** Start RECORDS SHOWN **

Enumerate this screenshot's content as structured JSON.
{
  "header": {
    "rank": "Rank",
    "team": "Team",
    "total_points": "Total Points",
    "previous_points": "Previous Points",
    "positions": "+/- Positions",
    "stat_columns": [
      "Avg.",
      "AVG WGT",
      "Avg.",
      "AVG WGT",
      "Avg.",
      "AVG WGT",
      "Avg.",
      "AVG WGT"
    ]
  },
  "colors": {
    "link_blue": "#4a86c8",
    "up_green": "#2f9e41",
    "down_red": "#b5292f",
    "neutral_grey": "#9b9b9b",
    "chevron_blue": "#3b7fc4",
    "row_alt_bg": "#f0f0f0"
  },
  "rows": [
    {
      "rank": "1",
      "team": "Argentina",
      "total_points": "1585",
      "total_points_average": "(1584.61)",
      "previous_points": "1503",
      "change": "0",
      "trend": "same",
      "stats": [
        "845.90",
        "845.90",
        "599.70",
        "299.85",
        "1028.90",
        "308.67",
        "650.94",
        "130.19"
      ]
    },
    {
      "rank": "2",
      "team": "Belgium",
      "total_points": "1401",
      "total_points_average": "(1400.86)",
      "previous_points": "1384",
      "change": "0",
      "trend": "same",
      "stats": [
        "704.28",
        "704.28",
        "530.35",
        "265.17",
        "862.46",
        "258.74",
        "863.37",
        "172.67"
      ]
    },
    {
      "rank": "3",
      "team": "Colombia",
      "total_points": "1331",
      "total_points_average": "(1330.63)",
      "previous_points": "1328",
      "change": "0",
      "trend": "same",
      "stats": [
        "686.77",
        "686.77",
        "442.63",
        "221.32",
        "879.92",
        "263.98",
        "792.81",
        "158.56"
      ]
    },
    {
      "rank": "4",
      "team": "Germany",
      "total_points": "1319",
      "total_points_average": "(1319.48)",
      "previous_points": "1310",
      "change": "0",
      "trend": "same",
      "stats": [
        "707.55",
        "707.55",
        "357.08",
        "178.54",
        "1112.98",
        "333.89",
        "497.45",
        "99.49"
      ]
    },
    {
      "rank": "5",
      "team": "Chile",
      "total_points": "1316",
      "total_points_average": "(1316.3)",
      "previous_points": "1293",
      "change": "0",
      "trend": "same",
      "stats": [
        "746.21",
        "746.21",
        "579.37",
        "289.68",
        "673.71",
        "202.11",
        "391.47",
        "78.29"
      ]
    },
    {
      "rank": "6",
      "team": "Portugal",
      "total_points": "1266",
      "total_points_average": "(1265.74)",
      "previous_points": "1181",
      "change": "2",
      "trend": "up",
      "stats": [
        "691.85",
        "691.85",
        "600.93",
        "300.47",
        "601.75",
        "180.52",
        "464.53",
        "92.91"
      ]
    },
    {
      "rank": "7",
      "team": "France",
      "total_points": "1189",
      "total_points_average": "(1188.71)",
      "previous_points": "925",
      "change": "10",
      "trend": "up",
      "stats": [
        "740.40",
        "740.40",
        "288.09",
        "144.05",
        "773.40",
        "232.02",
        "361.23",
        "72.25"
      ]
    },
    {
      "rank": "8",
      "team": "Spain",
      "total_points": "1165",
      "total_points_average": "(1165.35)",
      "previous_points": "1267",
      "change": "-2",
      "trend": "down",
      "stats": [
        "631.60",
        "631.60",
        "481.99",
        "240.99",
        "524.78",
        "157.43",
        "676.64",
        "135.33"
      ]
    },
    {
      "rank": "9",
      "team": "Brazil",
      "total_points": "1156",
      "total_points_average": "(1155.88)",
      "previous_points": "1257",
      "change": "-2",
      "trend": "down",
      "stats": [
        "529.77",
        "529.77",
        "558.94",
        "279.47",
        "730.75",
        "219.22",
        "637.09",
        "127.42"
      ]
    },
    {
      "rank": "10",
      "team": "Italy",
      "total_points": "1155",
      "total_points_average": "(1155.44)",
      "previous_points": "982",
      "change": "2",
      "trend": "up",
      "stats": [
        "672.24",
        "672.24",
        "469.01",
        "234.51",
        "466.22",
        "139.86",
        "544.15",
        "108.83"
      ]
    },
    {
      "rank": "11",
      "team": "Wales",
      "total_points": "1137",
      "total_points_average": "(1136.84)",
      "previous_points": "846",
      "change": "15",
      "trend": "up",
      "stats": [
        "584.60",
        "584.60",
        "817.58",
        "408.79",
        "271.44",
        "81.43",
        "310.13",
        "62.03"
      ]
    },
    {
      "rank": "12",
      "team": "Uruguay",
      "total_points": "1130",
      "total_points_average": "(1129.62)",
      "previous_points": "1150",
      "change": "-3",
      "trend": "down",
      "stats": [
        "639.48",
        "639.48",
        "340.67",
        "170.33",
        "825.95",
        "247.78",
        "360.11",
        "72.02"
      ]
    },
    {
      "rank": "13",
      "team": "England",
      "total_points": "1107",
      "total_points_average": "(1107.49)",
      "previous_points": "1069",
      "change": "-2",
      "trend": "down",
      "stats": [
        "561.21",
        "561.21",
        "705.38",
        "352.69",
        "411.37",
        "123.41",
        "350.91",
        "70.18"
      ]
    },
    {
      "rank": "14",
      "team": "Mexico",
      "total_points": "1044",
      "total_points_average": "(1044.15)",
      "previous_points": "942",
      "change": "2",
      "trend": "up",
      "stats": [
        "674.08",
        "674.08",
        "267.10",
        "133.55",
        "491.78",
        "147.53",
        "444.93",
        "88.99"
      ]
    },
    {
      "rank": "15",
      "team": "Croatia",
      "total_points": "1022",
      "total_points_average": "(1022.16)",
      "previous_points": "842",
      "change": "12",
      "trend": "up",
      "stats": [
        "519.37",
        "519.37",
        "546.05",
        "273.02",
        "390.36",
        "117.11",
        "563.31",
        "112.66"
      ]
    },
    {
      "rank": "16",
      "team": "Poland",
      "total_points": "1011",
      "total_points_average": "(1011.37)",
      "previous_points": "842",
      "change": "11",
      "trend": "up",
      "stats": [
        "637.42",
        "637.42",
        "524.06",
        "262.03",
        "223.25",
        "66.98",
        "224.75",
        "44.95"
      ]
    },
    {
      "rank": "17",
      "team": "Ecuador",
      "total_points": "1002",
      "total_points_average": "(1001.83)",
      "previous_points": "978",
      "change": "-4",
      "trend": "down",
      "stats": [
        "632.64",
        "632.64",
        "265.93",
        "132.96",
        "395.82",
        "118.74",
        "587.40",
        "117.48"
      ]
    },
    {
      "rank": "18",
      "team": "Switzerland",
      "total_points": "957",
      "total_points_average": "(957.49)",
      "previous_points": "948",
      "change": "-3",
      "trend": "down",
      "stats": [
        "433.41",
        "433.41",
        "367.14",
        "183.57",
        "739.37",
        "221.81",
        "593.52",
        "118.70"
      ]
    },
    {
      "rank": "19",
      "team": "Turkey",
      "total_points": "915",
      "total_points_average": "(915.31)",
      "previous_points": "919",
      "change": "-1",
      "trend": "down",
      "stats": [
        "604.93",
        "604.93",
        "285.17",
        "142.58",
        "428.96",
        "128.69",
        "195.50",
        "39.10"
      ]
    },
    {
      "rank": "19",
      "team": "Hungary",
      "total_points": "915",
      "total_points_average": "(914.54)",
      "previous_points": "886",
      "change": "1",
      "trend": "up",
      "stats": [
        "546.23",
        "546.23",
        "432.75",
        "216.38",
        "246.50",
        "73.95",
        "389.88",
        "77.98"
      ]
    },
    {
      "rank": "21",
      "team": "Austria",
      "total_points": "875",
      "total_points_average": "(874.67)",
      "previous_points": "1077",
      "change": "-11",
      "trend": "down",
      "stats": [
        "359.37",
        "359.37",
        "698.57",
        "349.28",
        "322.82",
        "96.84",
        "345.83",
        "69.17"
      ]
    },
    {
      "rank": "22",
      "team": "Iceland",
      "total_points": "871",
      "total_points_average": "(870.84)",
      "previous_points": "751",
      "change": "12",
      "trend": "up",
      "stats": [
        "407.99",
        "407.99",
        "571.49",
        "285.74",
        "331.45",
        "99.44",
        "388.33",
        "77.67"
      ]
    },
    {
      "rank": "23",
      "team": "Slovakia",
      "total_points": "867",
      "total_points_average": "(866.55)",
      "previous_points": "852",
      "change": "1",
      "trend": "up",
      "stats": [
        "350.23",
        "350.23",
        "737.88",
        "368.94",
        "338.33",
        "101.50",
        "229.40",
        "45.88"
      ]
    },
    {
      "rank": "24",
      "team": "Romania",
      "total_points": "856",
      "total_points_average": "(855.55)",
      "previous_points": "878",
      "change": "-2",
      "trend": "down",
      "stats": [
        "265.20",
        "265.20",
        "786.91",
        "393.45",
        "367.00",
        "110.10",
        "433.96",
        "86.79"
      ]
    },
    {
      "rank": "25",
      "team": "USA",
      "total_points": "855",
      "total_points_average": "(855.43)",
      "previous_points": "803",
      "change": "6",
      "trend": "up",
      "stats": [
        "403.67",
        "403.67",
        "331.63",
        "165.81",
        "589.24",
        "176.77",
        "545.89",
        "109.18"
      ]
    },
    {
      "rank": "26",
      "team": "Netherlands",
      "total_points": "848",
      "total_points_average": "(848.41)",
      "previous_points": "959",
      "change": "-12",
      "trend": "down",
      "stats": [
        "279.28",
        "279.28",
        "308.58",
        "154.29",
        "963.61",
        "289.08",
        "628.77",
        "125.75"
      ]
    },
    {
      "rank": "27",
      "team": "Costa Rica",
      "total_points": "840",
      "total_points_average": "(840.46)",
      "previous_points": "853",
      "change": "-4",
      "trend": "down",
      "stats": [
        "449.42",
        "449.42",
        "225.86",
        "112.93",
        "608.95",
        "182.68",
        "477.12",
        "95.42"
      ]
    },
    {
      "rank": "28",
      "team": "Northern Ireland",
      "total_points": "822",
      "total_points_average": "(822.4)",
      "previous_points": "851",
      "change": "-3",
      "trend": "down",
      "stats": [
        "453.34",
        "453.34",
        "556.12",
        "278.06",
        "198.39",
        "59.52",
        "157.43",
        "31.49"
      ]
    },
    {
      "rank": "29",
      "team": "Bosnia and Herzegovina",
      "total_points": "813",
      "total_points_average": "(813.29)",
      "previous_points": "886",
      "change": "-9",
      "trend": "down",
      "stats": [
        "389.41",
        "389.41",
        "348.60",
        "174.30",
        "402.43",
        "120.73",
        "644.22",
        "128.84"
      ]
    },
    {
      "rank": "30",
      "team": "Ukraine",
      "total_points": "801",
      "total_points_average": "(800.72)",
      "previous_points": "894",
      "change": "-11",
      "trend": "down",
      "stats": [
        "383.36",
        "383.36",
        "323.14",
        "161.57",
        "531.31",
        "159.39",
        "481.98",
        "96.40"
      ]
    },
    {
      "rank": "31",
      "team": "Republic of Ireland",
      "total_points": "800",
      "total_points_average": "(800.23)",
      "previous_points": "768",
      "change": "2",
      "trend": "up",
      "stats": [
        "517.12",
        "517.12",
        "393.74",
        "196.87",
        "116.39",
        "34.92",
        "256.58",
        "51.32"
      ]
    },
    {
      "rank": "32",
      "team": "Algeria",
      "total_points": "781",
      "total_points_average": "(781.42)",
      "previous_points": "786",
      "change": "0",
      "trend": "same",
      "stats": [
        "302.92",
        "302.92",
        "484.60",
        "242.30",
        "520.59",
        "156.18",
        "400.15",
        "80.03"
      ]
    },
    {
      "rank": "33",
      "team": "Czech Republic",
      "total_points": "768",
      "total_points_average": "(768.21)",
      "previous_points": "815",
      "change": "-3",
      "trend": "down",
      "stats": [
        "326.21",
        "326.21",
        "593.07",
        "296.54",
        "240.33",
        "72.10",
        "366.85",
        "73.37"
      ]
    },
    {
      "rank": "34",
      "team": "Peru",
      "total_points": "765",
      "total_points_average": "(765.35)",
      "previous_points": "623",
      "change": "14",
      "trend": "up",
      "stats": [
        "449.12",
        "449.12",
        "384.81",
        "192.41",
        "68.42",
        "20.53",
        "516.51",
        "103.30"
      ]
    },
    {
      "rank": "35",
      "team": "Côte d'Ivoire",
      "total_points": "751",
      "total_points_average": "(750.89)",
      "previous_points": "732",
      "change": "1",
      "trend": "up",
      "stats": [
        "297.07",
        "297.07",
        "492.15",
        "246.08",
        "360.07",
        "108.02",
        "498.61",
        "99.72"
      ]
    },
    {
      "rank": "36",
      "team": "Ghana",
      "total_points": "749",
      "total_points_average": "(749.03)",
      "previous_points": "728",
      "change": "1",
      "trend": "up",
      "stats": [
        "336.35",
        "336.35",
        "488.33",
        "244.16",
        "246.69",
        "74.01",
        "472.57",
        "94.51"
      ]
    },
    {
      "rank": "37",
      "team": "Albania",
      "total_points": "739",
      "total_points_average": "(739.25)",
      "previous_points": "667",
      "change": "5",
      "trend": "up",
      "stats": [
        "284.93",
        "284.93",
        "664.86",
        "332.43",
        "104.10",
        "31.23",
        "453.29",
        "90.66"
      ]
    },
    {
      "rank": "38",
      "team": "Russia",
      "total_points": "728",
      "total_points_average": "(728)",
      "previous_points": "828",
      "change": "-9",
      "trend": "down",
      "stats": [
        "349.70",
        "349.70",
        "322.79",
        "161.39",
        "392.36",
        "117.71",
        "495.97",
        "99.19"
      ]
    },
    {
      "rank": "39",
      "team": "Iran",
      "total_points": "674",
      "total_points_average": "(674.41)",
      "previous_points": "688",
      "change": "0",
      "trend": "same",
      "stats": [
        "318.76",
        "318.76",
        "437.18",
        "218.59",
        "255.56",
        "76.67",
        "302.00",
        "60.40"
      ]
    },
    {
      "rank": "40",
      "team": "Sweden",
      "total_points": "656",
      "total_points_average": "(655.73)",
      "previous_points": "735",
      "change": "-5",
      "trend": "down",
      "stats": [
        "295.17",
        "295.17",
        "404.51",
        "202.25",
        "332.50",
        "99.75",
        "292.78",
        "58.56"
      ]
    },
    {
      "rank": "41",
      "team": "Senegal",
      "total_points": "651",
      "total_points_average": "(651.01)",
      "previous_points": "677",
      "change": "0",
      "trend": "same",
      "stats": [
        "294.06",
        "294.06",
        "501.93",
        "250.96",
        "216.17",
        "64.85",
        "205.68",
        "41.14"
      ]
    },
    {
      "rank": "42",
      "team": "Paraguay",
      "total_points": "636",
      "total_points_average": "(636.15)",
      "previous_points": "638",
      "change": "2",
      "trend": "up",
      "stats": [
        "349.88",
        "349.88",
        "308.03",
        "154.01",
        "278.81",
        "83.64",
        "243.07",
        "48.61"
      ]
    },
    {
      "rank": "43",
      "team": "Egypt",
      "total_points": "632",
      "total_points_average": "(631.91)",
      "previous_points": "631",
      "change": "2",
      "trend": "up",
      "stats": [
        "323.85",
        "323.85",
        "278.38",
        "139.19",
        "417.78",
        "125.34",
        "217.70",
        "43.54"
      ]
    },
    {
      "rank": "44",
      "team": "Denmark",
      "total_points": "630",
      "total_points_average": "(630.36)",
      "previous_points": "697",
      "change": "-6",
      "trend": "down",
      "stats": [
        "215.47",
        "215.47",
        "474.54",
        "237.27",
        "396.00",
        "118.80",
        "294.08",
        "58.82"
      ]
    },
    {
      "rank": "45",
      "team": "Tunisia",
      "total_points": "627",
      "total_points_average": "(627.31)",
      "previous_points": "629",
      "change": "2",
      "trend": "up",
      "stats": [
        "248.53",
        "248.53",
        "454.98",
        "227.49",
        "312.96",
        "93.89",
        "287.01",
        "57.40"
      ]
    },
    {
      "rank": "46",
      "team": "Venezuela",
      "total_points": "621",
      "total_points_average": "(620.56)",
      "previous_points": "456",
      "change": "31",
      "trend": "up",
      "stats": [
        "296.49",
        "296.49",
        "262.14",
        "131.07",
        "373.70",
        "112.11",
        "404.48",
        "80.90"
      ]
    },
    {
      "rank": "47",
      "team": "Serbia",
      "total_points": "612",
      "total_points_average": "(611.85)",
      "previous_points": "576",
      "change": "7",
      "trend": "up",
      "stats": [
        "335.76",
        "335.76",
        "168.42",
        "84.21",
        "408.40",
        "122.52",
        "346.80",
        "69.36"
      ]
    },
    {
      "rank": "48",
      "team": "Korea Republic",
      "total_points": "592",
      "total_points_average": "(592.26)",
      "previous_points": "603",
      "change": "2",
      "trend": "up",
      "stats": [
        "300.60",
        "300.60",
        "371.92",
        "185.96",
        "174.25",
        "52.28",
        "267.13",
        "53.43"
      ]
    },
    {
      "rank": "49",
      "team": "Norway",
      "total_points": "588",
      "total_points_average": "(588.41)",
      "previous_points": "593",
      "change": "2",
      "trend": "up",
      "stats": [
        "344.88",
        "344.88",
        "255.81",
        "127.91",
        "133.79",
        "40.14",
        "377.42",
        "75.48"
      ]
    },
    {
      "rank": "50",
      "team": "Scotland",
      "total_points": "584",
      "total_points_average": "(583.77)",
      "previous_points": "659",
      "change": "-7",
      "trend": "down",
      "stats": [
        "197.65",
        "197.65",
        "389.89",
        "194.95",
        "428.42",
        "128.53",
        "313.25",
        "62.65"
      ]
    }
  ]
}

** End RECORDS SHOWN **

WHAT THE TASK REQUIRES: Copy out each line of the material that holds the word "Ireland".

SOLUTION FOR THIS PROBLEM:
      "team": "Northern Ireland",
      "team": "Republic of Ireland",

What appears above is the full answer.